Objective: Search the material for the string "transformed", then return every line where it is found.

Data records:
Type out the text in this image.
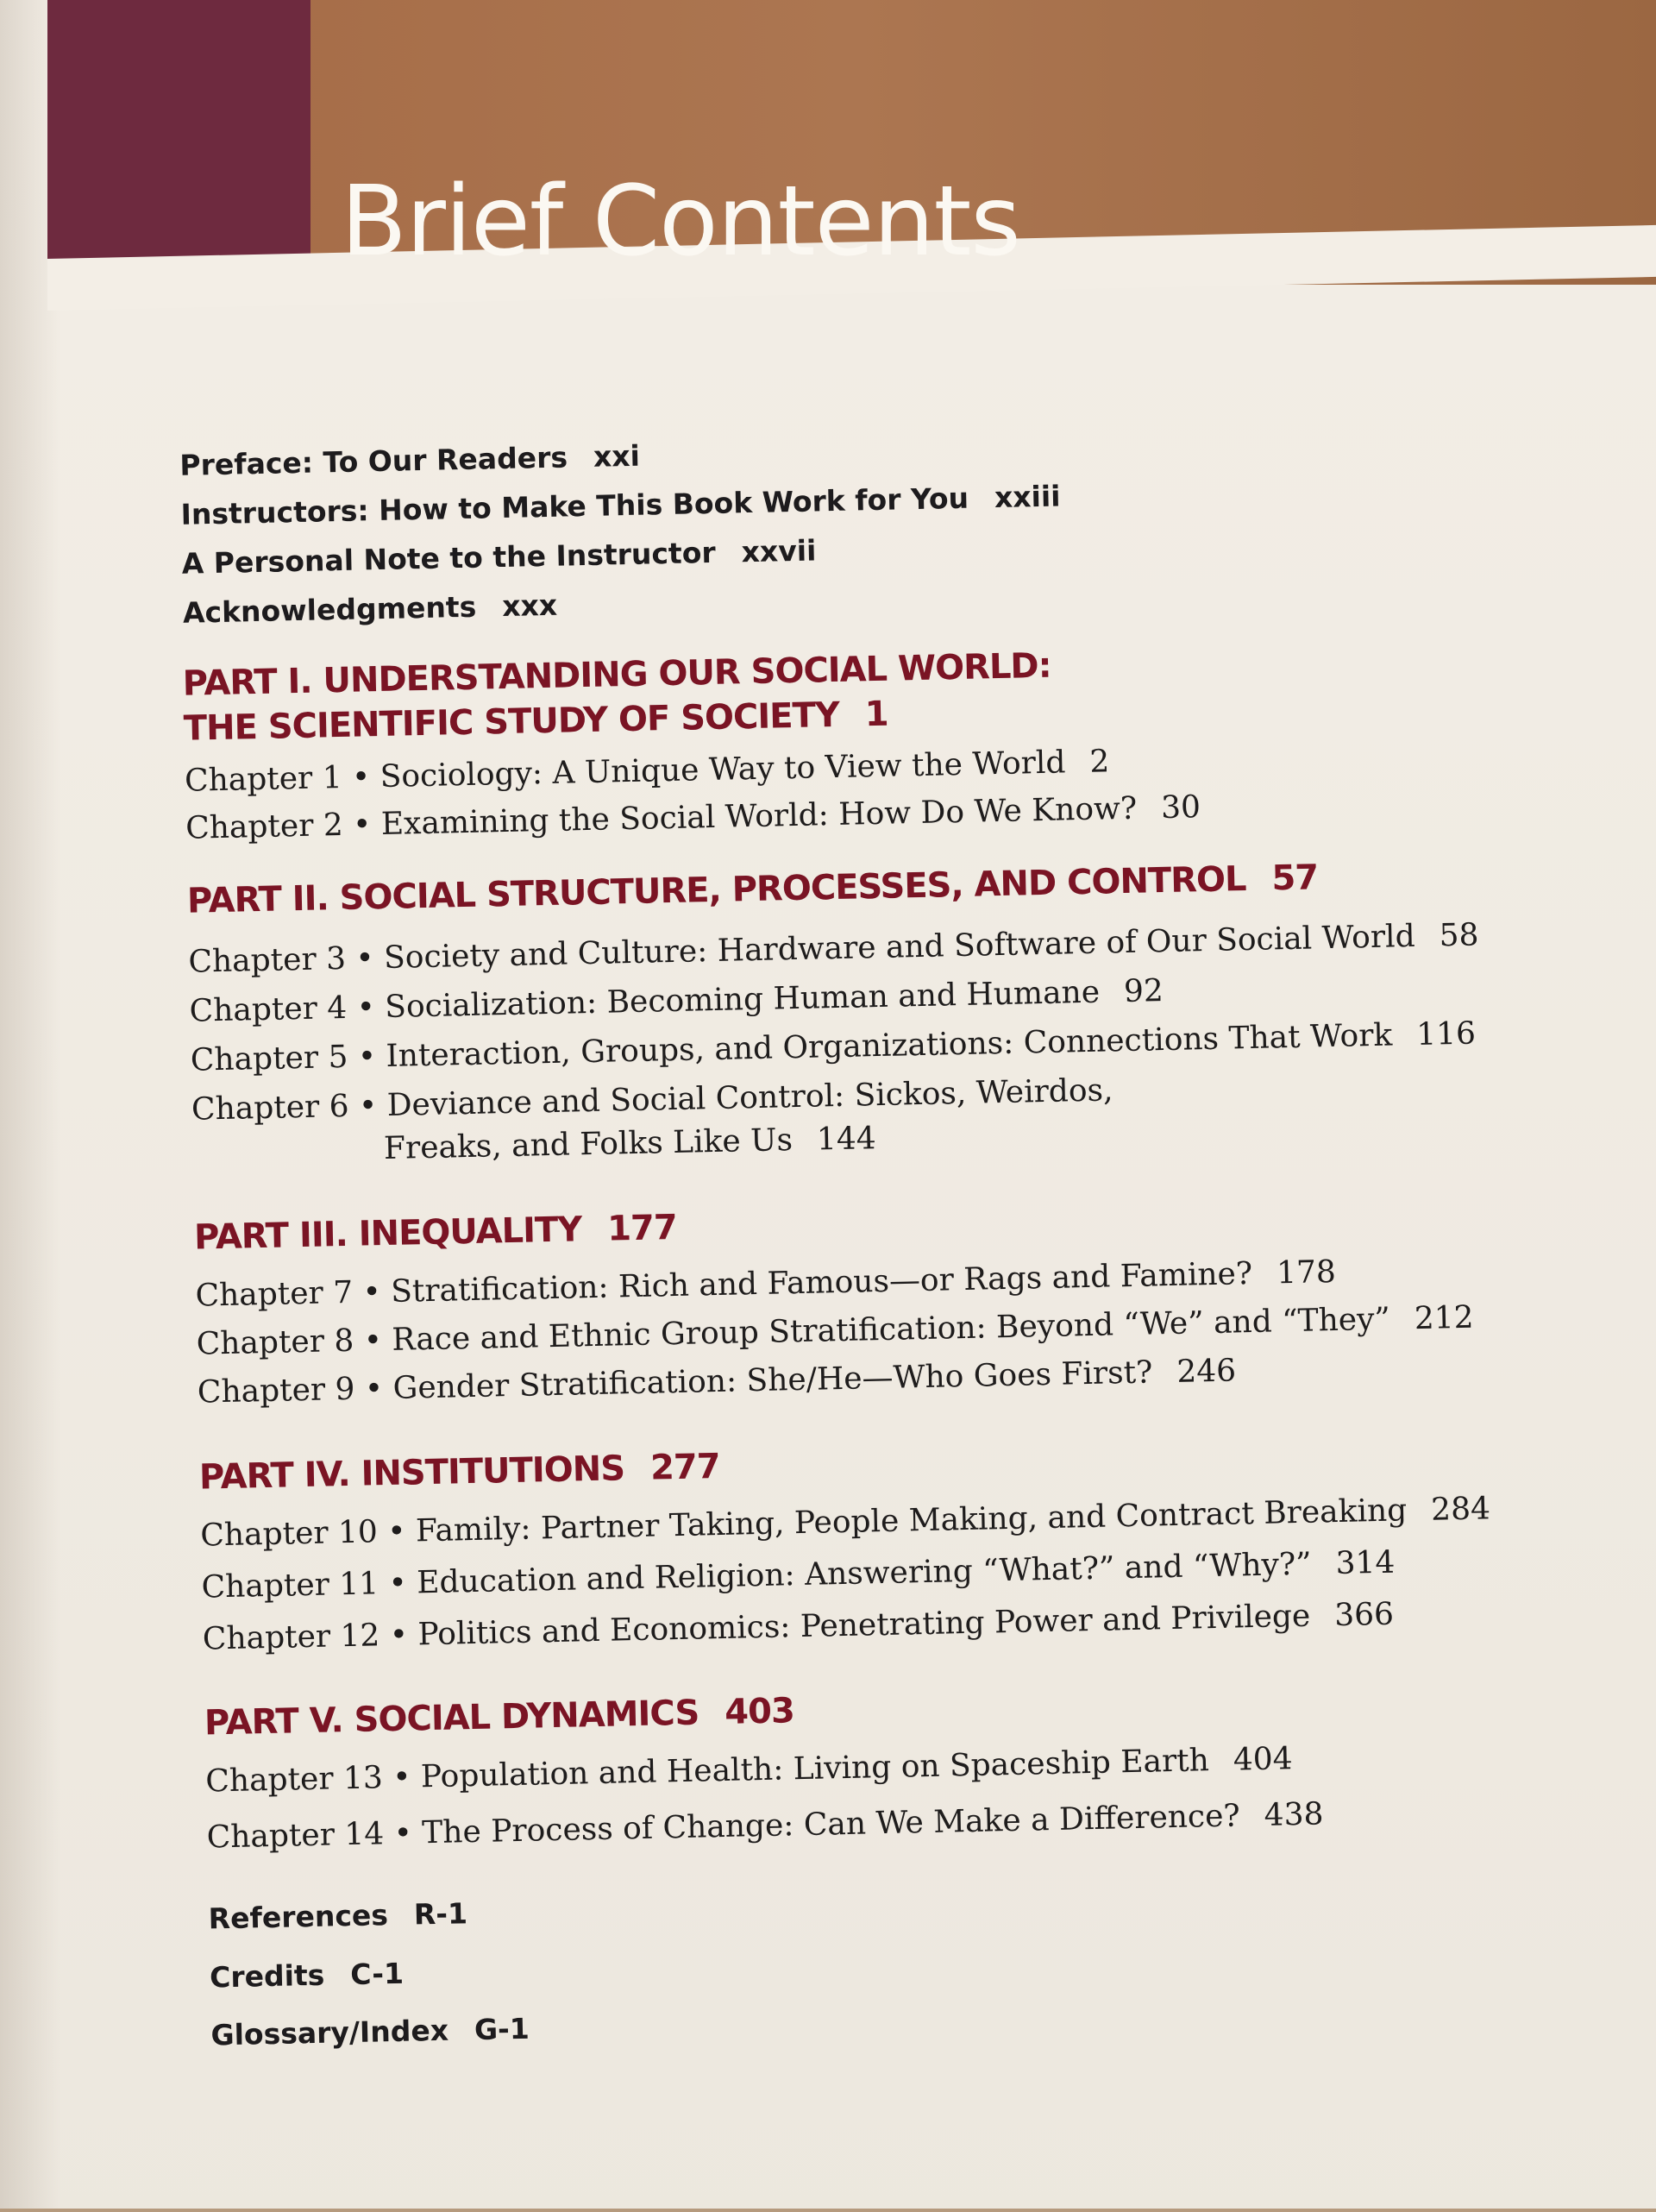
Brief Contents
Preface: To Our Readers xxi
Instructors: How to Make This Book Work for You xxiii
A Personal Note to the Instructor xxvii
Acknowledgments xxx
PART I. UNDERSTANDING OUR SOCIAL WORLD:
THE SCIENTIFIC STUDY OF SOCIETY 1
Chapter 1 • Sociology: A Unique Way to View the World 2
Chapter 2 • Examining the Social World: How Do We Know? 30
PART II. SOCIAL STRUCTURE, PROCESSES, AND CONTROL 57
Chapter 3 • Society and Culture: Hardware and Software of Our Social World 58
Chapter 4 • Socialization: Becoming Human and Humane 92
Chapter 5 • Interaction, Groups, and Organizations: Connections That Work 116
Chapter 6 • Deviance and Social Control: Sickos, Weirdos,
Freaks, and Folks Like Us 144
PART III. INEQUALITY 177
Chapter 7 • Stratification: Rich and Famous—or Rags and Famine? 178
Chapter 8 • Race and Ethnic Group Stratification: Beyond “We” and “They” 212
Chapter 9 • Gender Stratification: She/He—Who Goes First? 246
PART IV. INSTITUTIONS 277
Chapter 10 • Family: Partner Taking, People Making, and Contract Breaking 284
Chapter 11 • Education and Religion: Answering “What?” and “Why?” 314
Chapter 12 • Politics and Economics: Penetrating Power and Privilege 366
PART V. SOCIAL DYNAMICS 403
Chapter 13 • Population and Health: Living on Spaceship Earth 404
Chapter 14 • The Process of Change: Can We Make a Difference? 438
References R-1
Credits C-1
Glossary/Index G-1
...
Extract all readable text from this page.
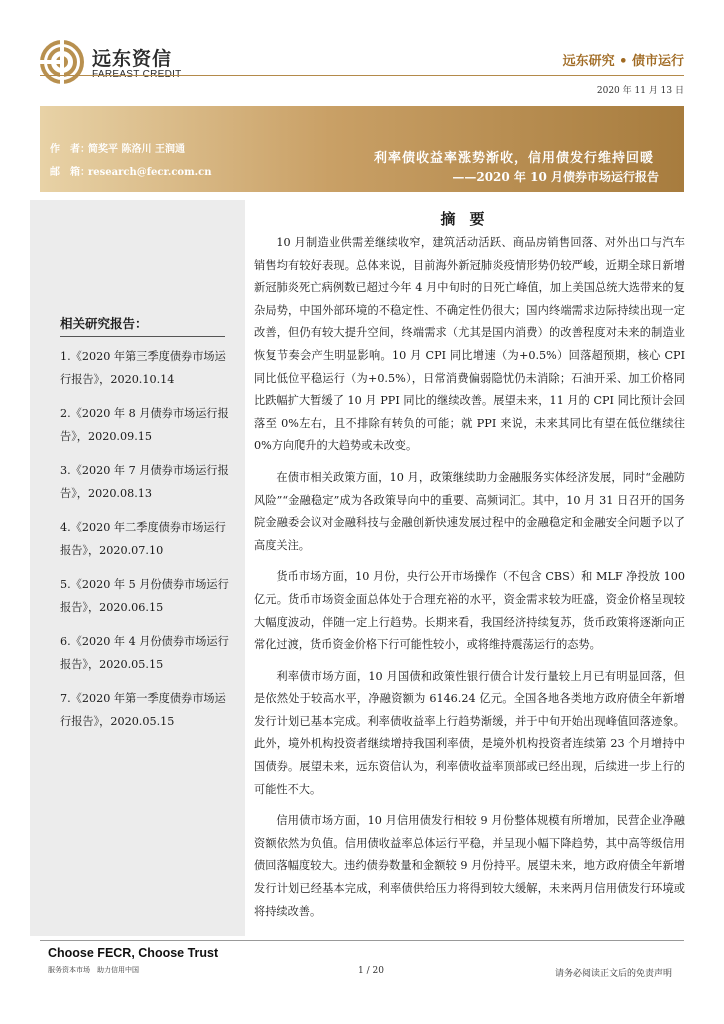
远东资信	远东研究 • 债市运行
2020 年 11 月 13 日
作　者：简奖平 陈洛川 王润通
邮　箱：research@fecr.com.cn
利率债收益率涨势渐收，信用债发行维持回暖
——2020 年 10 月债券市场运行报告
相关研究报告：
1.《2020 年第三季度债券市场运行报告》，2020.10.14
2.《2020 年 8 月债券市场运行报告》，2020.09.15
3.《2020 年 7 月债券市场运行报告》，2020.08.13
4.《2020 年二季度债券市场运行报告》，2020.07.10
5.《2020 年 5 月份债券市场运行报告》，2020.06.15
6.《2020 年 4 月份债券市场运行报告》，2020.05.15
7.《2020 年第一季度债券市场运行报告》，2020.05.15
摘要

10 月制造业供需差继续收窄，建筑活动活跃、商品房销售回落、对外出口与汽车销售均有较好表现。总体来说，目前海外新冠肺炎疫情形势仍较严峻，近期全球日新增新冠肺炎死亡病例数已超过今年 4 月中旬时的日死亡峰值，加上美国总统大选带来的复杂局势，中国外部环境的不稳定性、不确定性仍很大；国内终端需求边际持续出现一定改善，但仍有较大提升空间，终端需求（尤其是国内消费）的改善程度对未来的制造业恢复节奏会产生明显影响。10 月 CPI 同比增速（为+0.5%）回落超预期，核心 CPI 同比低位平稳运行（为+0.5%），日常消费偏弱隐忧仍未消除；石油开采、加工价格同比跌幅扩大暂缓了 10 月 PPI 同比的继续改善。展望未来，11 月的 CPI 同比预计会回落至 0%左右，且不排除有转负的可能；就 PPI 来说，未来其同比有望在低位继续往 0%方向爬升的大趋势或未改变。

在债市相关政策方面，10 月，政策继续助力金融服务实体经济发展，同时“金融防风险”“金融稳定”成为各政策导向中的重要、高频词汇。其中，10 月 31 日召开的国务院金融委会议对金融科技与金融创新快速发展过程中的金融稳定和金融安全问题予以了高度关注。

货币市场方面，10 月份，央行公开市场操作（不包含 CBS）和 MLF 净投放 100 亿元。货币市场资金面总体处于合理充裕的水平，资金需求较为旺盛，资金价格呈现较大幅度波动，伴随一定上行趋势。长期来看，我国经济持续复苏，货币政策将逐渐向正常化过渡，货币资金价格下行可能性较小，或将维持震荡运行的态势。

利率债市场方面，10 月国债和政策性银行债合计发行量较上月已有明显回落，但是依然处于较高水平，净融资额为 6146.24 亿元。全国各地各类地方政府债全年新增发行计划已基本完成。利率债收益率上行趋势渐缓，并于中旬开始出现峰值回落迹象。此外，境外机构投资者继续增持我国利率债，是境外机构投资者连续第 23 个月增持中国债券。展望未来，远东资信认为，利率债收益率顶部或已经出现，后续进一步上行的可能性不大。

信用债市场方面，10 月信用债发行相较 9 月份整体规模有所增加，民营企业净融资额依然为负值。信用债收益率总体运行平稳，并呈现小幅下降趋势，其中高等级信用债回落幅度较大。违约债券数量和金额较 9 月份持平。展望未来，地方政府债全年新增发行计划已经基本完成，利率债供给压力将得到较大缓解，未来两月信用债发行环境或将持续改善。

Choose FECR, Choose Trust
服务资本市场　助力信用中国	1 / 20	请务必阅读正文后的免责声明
--
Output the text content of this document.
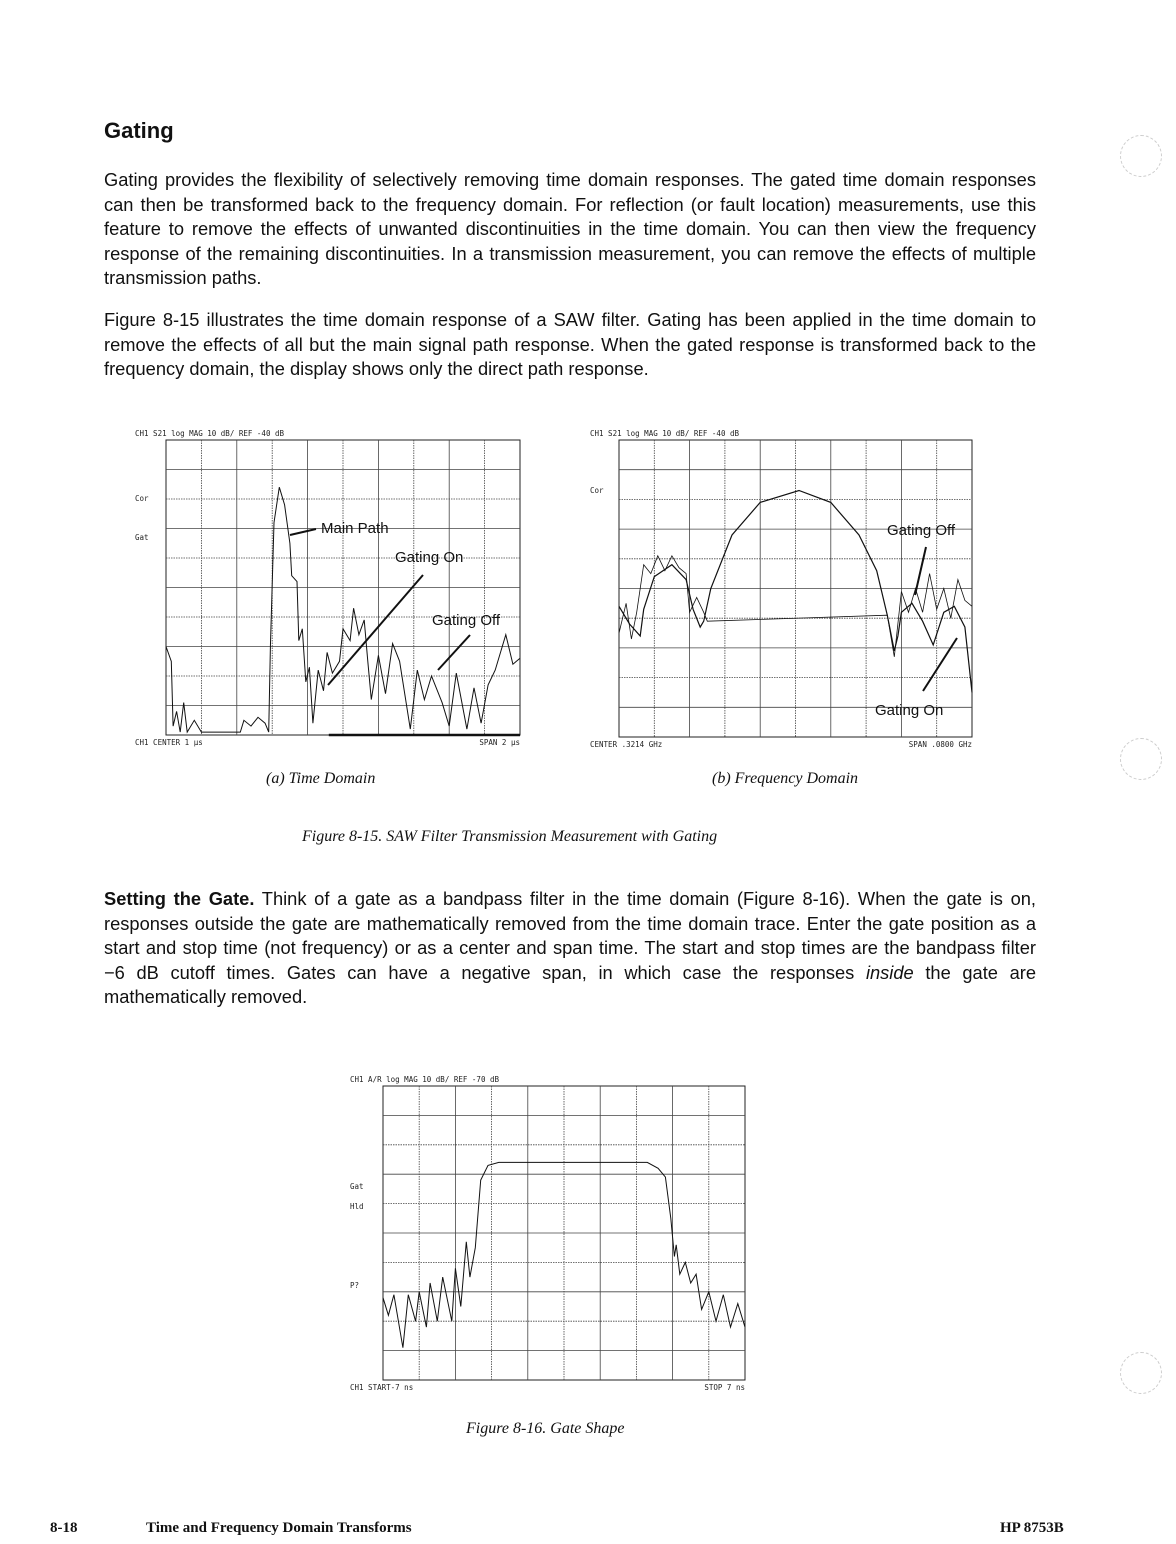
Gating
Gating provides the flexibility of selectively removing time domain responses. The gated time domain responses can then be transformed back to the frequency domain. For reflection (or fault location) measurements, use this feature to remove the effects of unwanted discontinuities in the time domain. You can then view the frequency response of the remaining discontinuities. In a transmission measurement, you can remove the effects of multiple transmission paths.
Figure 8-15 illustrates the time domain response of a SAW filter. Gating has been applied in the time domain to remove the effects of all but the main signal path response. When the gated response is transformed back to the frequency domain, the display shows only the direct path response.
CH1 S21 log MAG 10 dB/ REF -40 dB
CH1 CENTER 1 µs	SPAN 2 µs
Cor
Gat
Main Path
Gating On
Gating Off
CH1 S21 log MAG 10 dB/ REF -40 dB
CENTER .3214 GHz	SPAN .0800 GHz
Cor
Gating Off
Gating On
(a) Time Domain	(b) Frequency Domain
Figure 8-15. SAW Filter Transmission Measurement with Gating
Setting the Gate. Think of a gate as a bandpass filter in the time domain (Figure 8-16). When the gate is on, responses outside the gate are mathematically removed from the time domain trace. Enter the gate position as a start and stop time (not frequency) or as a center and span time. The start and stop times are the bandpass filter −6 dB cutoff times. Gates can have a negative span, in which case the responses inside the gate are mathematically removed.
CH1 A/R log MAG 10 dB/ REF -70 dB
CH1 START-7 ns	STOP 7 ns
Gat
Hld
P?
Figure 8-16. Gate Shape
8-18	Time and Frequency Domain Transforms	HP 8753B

Final result:
Gating provides the flexibility of selectively removing time domain responses. The gated time domain responses can then be transformed back to the frequency domain. For reflection (or fault location) measurements, use this feature to remove the effects of unwanted discontinuities in the time domain. You can then view the frequency response of the remaining discontinuities. In a transmission measurement, you can remove the effects of multiple transmission paths.
Figure 8-15 illustrates the time domain response of a SAW filter. Gating has been applied in the time domain to remove the effects of all but the main signal path response. When the gated response is transformed back to the frequency domain, the display shows only the direct path response.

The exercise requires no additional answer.